Aim:
In this exercise, return the whole listing exactly, excluding any images.

Working data:

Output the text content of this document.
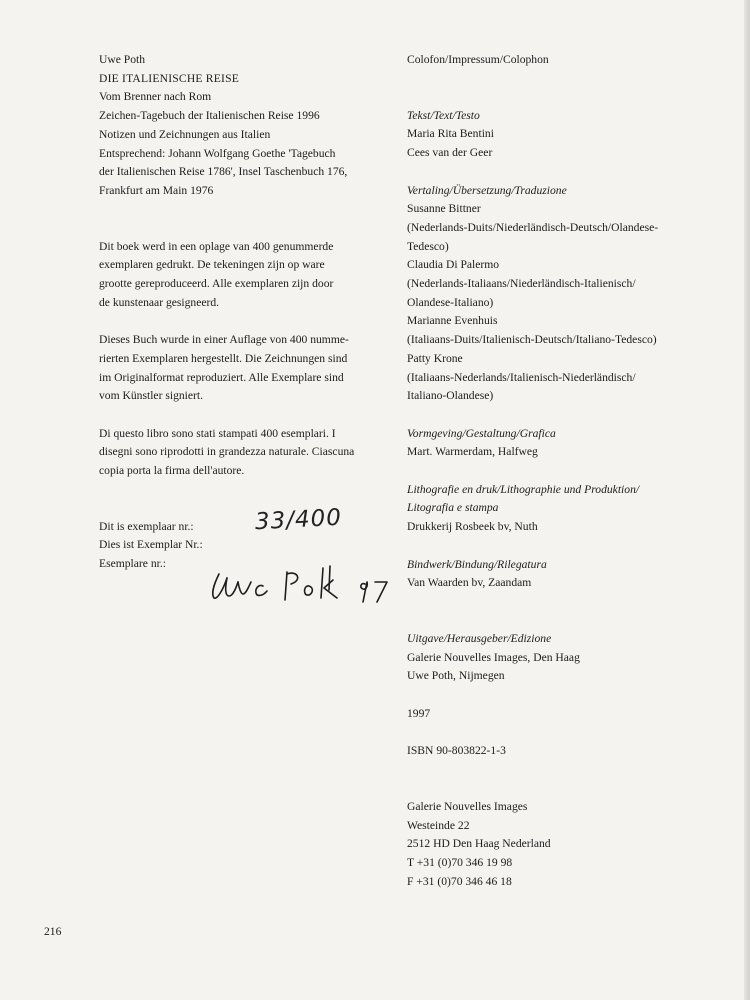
Uwe Poth
DIE ITALIENISCHE REISE
Vom Brenner nach Rom
Zeichen-Tagebuch der Italienischen Reise 1996
Notizen und Zeichnungen aus Italien
Entsprechend: Johann Wolfgang Goethe 'Tagebuch
der Italienischen Reise 1786', Insel Taschenbuch 176,
Frankfurt am Main 1976
Dit boek werd in een oplage van 400 genummerde
exemplaren gedrukt. De tekeningen zijn op ware
grootte gereproduceerd. Alle exemplaren zijn door
de kunstenaar gesigneerd.
Dieses Buch wurde in einer Auflage von 400 numme-
rierten Exemplaren hergestellt. Die Zeichnungen sind
im Originalformat reproduziert. Alle Exemplare sind
vom Künstler signiert.
Di questo libro sono stati stampati 400 esemplari. I
disegni sono riprodotti in grandezza naturale. Ciascuna
copia porta la firma dell'autore.
Dit is exemplaar nr.:
Dies ist Exemplar Nr.:
Esemplare nr.:
33/400
Colofon/Impressum/Colophon
Tekst/Text/Testo
Maria Rita Bentini
Cees van der Geer
Vertaling/Übersetzung/Traduzione
Susanne Bittner
(Nederlands-Duits/Niederländisch-Deutsch/Olandese-
Tedesco)
Claudia Di Palermo
(Nederlands-Italiaans/Niederländisch-Italienisch/
Olandese-Italiano)
Marianne Evenhuis
(Italiaans-Duits/Italienisch-Deutsch/Italiano-Tedesco)
Patty Krone
(Italiaans-Nederlands/Italienisch-Niederländisch/
Italiano-Olandese)
Vormgeving/Gestaltung/Grafica
Mart. Warmerdam, Halfweg
Lithografie en druk/Lithographie und Produktion/
Litografia e stampa
Drukkerij Rosbeek bv, Nuth
Bindwerk/Bindung/Rilegatura
Van Waarden bv, Zaandam
Uitgave/Herausgeber/Edizione
Galerie Nouvelles Images, Den Haag
Uwe Poth, Nijmegen
1997
ISBN 90-803822-1-3
Galerie Nouvelles Images
Westeinde 22
2512 HD Den Haag Nederland
T +31 (0)70 346 19 98
F +31 (0)70 346 46 18
216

Task result:
Output the text content of this document.
Uwe Poth
DIE ITALIENISCHE REISE
Vom Brenner nach Rom
Zeichen-Tagebuch der Italienischen Reise 1996
Notizen und Zeichnungen aus Italien
Entsprechend: Johann Wolfgang Goethe 'Tagebuch
der Italienischen Reise 1786', Insel Taschenbuch 176,
Frankfurt am Main 1976
Dit boek werd in een oplage van 400 genummerde
exemplaren gedrukt. De tekeningen zijn op ware
grootte gereproduceerd. Alle exemplaren zijn door
de kunstenaar gesigneerd.
Dieses Buch wurde in einer Auflage von 400 numme-
rierten Exemplaren hergestellt. Die Zeichnungen sind
im Originalformat reproduziert. Alle Exemplare sind
vom Künstler signiert.
Di questo libro sono stati stampati 400 esemplari. I
disegni sono riprodotti in grandezza naturale. Ciascuna
copia porta la firma dell'autore.
Dit is exemplaar nr.:
Dies ist Exemplar Nr.:
Esemplare nr.:
33/400
Colofon/Impressum/Colophon
Tekst/Text/Testo
Maria Rita Bentini
Cees van der Geer
Vertaling/Übersetzung/Traduzione
Susanne Bittner
(Nederlands-Duits/Niederländisch-Deutsch/Olandese-
Tedesco)
Claudia Di Palermo
(Nederlands-Italiaans/Niederländisch-Italienisch/
Olandese-Italiano)
Marianne Evenhuis
(Italiaans-Duits/Italienisch-Deutsch/Italiano-Tedesco)
Patty Krone
(Italiaans-Nederlands/Italienisch-Niederländisch/
Italiano-Olandese)
Vormgeving/Gestaltung/Grafica
Mart. Warmerdam, Halfweg
Lithografie en druk/Lithographie und Produktion/
Litografia e stampa
Drukkerij Rosbeek bv, Nuth
Bindwerk/Bindung/Rilegatura
Van Waarden bv, Zaandam
Uitgave/Herausgeber/Edizione
Galerie Nouvelles Images, Den Haag
Uwe Poth, Nijmegen
1997
ISBN 90-803822-1-3
Galerie Nouvelles Images
Westeinde 22
2512 HD Den Haag Nederland
T +31 (0)70 346 19 98
F +31 (0)70 346 46 18
216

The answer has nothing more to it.